[Begin RECORDS FOR THE TASK]

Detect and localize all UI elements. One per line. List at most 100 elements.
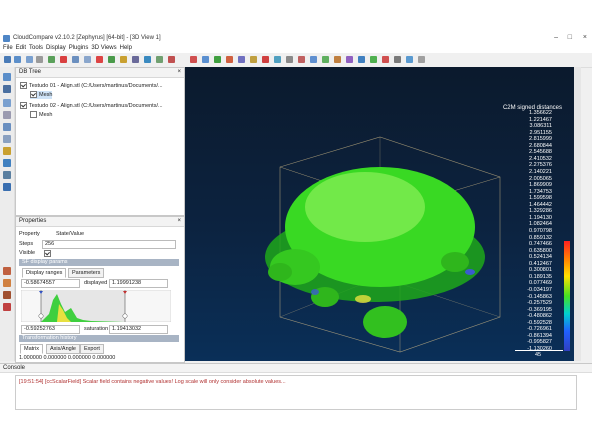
scale-value: 2.680844 — [529, 142, 552, 149]
color-scale-bar — [564, 241, 570, 351]
camera-icon[interactable] — [3, 85, 11, 93]
displayed-field[interactable]: 1.19991238 — [109, 279, 168, 288]
checkbox[interactable] — [20, 102, 27, 109]
view-icon[interactable] — [3, 123, 11, 131]
tree-item-label: Testudo 02 - Align.stl (C:/Users/martinu… — [29, 102, 163, 109]
checkbox[interactable] — [30, 91, 37, 98]
tree-item[interactable]: Testudo 01 - Align.stl (C:/Users/martinu… — [20, 82, 163, 90]
tool-icon[interactable] — [36, 56, 43, 63]
view-icon[interactable] — [3, 171, 11, 179]
tool-icon[interactable] — [3, 303, 11, 311]
tree-item[interactable]: Mesh — [30, 111, 52, 119]
matrix-row: 1.000000 0.000000 0.000000 0.000000 — [19, 355, 116, 361]
scale-value: 1.221467 — [529, 116, 552, 123]
steps-input[interactable]: 256 — [42, 240, 176, 249]
tool-icon[interactable] — [406, 56, 413, 63]
tool-icon[interactable] — [418, 56, 425, 63]
tool-icon[interactable] — [334, 56, 341, 63]
open-icon[interactable] — [4, 56, 11, 63]
tool-icon[interactable] — [214, 56, 221, 63]
tool-icon[interactable] — [120, 56, 127, 63]
save-icon[interactable] — [14, 56, 21, 63]
menu-edit[interactable]: Edit — [16, 45, 26, 51]
transform-history-bar: Transformation history — [19, 335, 179, 342]
minimize-button[interactable]: – — [554, 34, 558, 41]
tab-export[interactable]: Export — [80, 344, 104, 354]
close-button[interactable]: × — [583, 34, 587, 41]
tool-icon[interactable] — [202, 56, 209, 63]
tool-icon[interactable] — [3, 267, 11, 275]
tool-icon[interactable] — [394, 56, 401, 63]
tool-icon[interactable] — [250, 56, 257, 63]
tree-item[interactable]: Testudo 02 - Align.stl (C:/Users/martinu… — [20, 102, 163, 110]
tool-icon[interactable] — [274, 56, 281, 63]
tool-icon[interactable] — [144, 56, 151, 63]
tool-icon[interactable] — [190, 56, 197, 63]
checkbox[interactable] — [20, 82, 27, 89]
tab-display-ranges[interactable]: Display ranges — [22, 268, 67, 278]
saturation-min-field[interactable]: -0.59252763 — [21, 325, 80, 334]
view-icon[interactable] — [3, 135, 11, 143]
tool-icon[interactable] — [286, 56, 293, 63]
tool-icon[interactable] — [238, 56, 245, 63]
menu-plugins[interactable]: Plugins — [69, 45, 89, 51]
properties-title: Properties — [19, 218, 47, 224]
scale-value: 1.734753 — [529, 188, 552, 195]
add-point-icon[interactable] — [60, 56, 67, 63]
scale-value: -0.861394 — [527, 332, 552, 339]
tool-icon[interactable] — [156, 56, 163, 63]
scale-value: 0.635800 — [529, 247, 552, 254]
tool-icon[interactable] — [108, 56, 115, 63]
tool-icon[interactable] — [226, 56, 233, 63]
menu-bar: File Edit Tools Display Plugins 3D Views Help — [0, 44, 592, 53]
menu-tools[interactable]: Tools — [29, 45, 43, 51]
tool-icon[interactable] — [48, 56, 55, 63]
view-icon[interactable] — [3, 111, 11, 119]
tool-icon[interactable] — [26, 56, 33, 63]
tool-icon[interactable] — [346, 56, 353, 63]
3d-view[interactable]: C2M signed distances 1.356622 1.221467 3.0… — [185, 67, 574, 361]
scale-bar — [515, 350, 563, 351]
range-min-field[interactable]: -0.58674557 — [21, 279, 80, 288]
menu-file[interactable]: File — [3, 45, 13, 51]
scale-value: 2.005065 — [529, 175, 552, 182]
tool-icon[interactable] — [310, 56, 317, 63]
tool-icon[interactable] — [322, 56, 329, 63]
view-icon[interactable] — [3, 99, 11, 107]
maximize-button[interactable]: □ — [568, 34, 572, 41]
tool-icon[interactable] — [132, 56, 139, 63]
tool-icon[interactable] — [168, 56, 175, 63]
view-icon[interactable] — [3, 159, 11, 167]
mesh-render[interactable] — [185, 67, 574, 361]
visible-checkbox[interactable] — [44, 250, 51, 257]
menu-3d-views[interactable]: 3D Views — [91, 45, 116, 51]
view-icon[interactable] — [3, 73, 11, 81]
tool-icon[interactable] — [370, 56, 377, 63]
tab-matrix[interactable]: Matrix — [20, 344, 43, 354]
histogram[interactable] — [21, 290, 171, 322]
tab-axis-angle[interactable]: Axis/Angle — [46, 344, 80, 354]
tool-icon[interactable] — [358, 56, 365, 63]
panel-close-icon[interactable]: × — [177, 218, 181, 224]
tool-icon[interactable] — [3, 291, 11, 299]
menu-help[interactable]: Help — [120, 45, 132, 51]
delete-icon[interactable] — [96, 56, 103, 63]
saturation-field[interactable]: 1.19413032 — [109, 325, 168, 334]
scale-value: 1.082464 — [529, 221, 552, 228]
menu-display[interactable]: Display — [46, 45, 66, 51]
sun-icon[interactable] — [3, 147, 11, 155]
tool-icon[interactable] — [262, 56, 269, 63]
console-log[interactable]: [19:51:54] [ccScalarField] Scalar field … — [15, 375, 577, 410]
tree-item[interactable]: Mesh — [30, 91, 53, 99]
zoom-icon[interactable] — [3, 183, 11, 191]
tool-icon[interactable] — [72, 56, 79, 63]
tool-icon[interactable] — [3, 279, 11, 287]
checkbox[interactable] — [30, 111, 37, 118]
tool-icon[interactable] — [382, 56, 389, 63]
panel-close-icon[interactable]: × — [177, 69, 181, 75]
view-scrollbar[interactable] — [574, 67, 581, 361]
tab-parameters[interactable]: Parameters — [68, 268, 105, 278]
tool-icon[interactable] — [84, 56, 91, 63]
tool-icon[interactable] — [298, 56, 305, 63]
sf-params-bar: SF display params — [19, 259, 179, 266]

[End RECORDS FOR THE TASK]

- **THE EXERCISE**
Copy out the lines above word for word, starting with the line containing "scale-value: 2.680844 — [529, 142, 552, 149]" and ending with the line containing "tree-item[interactable]: Mesh — [30, 111, 52, 119]", with both of those lines included.

- **EXERCISE RESPONSE**
scale-value: 2.680844 — [529, 142, 552, 149]
color-scale-bar — [564, 241, 570, 351]
camera-icon[interactable] — [3, 85, 11, 93]
displayed-field[interactable]: 1.19991238 — [109, 279, 168, 288]
checkbox[interactable] — [20, 102, 27, 109]
view-icon[interactable] — [3, 123, 11, 131]
tree-item-label: Testudo 02 - Align.stl (C:/Users/martinu… — [29, 102, 163, 109]
checkbox[interactable] — [30, 91, 37, 98]
tree-item[interactable]: Testudo 01 - Align.stl (C:/Users/martinu… — [20, 82, 163, 90]
tool-icon[interactable] — [36, 56, 43, 63]
view-icon[interactable] — [3, 171, 11, 179]
tool-icon[interactable] — [3, 303, 11, 311]
tree-item[interactable]: Mesh — [30, 111, 52, 119]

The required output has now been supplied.